◆ Source extract
Content starts

Who are the people of “visibleInvisible?”

DD:

These are people around me, mostly from Berlin. But their origin doesn’t matter. Some of them are my patients, some I met in the street, some are acquaintances, relatives. What they all have in common is that they make the best out of a difficult life and have to transform an affliction into inner strength. These people do not fit the dominant ideal of beauty. For me, they are ambassadors of human dignity. I want to honor the marvelous uniqueness of those who are usually not the center of the world.

As a doctor I strongly believe in the importance of facial language. Faces are vivid maps of human experience, which I have to read to understand somebody else, to some extent. I started the series because I wanted to figure out if I could transform this experience of interpersonal interpretation and interaction into portraiture.

TMN:

How much of the artist can be found in her portrait of someone else?

DD:

I was frequently asked why I chose these kinds of people. I have also been criticized that I expose somebody as a freak. One main reason I search for an intimacy with these people is my affinity to them. The feelings of awkwardness and insecurity transmitted by the model as well as by me, the photographer, have become a central part of the work process.

The relationship in the portrait situation implicates self-understanding in a twofold aspect. For me, I can learn from the people I am allowed to photograph—how they manage their lives with all the puzzles—to find gratitude and confidence in my own incompleteness. On the other hand, I learned that the models enjoyed the shoot by experiencing themselves from a different perspective. The portrayed subjects may begin to see themselves with a portraitist’s eye or perspective. This expanded vision allows the subject to continue to learn from the mirror that is being held to experience, from the telling of one’s story through another’s voice.

Of course, in each portrait there’s a lot about me. The portrait I made of my father disturbed and frightened me not only by being confronted with his physical and mental fading, but also by mirroring my own fears of aging and mortality.

TMN:

What’s your favorite time of day?

DD:

I love the light during sunrise and sunset. It makes me really happy. The warm colors, the transient time of day—it holds such an ominous tension. I become very flustered and restless when I cannot go out and photograph during such a paradisical light.

TMN:

Are you comfortable in airports?

Content ends

◆ Exercise requirements
1. In the interview about the "visibleInvisible" portraits, copy the passage starting at "These are people" and ending at "interaction into portraiture.".
2. According to the interview about the "visibleInvisible" portraits, why did DD start the series? Answer in one to three sentences.
3. Extend the interview about the "visibleInvisible" portraits, beginning after its final question.

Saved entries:
Content starts

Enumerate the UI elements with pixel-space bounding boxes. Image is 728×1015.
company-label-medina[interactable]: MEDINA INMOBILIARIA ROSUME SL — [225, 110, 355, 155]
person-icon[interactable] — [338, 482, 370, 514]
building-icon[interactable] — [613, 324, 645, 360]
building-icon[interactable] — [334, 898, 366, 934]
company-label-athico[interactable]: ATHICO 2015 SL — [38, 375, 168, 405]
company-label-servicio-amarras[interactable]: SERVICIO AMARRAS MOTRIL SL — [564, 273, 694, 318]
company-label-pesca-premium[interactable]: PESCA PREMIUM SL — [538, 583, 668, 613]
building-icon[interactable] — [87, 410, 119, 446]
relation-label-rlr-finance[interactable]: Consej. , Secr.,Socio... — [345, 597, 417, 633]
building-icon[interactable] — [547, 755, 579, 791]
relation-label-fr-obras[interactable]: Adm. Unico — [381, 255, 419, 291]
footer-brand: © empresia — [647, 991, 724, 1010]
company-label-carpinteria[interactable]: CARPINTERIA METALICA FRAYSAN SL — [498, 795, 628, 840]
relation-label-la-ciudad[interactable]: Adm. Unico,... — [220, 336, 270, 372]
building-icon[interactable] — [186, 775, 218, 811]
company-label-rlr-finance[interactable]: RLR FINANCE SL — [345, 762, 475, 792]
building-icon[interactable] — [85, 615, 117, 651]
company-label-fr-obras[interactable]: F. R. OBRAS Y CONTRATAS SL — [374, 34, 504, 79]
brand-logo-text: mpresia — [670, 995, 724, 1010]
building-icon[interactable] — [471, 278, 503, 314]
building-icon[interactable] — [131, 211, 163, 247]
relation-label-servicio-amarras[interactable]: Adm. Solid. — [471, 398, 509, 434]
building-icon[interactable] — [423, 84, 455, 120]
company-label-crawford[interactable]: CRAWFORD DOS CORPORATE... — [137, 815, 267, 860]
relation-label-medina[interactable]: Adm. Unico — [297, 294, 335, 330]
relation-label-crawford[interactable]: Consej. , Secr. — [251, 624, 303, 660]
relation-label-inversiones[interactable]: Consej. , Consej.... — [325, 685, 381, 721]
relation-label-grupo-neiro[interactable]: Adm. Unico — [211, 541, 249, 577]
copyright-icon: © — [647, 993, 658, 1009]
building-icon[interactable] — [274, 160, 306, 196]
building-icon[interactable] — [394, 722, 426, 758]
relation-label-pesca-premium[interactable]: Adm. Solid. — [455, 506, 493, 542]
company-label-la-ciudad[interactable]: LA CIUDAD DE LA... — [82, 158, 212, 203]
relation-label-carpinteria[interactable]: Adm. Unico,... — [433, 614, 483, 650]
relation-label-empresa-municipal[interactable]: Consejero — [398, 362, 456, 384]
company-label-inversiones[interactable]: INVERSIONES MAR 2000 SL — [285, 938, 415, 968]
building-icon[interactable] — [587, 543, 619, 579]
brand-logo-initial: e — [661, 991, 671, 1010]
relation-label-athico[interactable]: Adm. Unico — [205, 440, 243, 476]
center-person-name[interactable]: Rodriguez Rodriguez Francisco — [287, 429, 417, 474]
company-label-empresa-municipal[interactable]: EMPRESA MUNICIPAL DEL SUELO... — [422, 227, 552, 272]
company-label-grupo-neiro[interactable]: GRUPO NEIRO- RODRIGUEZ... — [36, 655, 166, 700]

Content ends

◆ Answers for each item
1.
These are people around me, mostly from Berlin. But their origin doesn’t matter. Some of them are my patients, some I met in the street, some are acquaintances, relatives. What they all have in common is that they make the best out of a difficult life and have to transform an affliction into inner strength. These people do not fit the dominant ideal of beauty. For me, they are ambassadors of human dignity. I want to honor the marvelous uniqueness of those who are usually not the center of the world.

As a doctor I strongly believe in the importance of facial language. Faces are vivid maps of human experience, which I have to read to understand somebody else, to some extent. I started the series because I wanted to figure out if I could transform this experience of interpersonal interpretation and interaction into portraiture.

2. As a doctor, DD reads faces as maps of human experience in order to understand other people. DD started the series to find out whether this experience of interpersonal interpretation and interaction could be turned into portraiture.

3.
DD:

Yes and no. What I like is that there are so many people simply waiting without noticing anything around them. It’s great to unhurriedly watch them, to think about who they are, where they come from, what’s their life about. Many of them look somehow lost in an unreal space between here and there, unmasked, more honest. If the lighting in airports was not so horrible, they would be amazing places to do portraits.

What I don’t like in airports is the claustrophobic atmosphere—if I have to wait for a long time and can’t get out in the fresh air.

TMN:

Does a camera connect you to your subjects?

DD:

Yes, of course. When I was younger, I was a very shy person, often I am still. The camera allows me to start a verbal and non-verbal communication with somebody I don’t know. In a portrait, to focus mainly on the face creates a space of intimacy between myself and my subject. The situation is surreal, because the intimacy exposes my weakness as well. The camera is the catalyst between us. The photographic process is an emotional exchange between the subject and me, documented by the camera. But the camera is needed to make this kind of intimacy happen.

TMN:

What are your favorite cameras at the moment?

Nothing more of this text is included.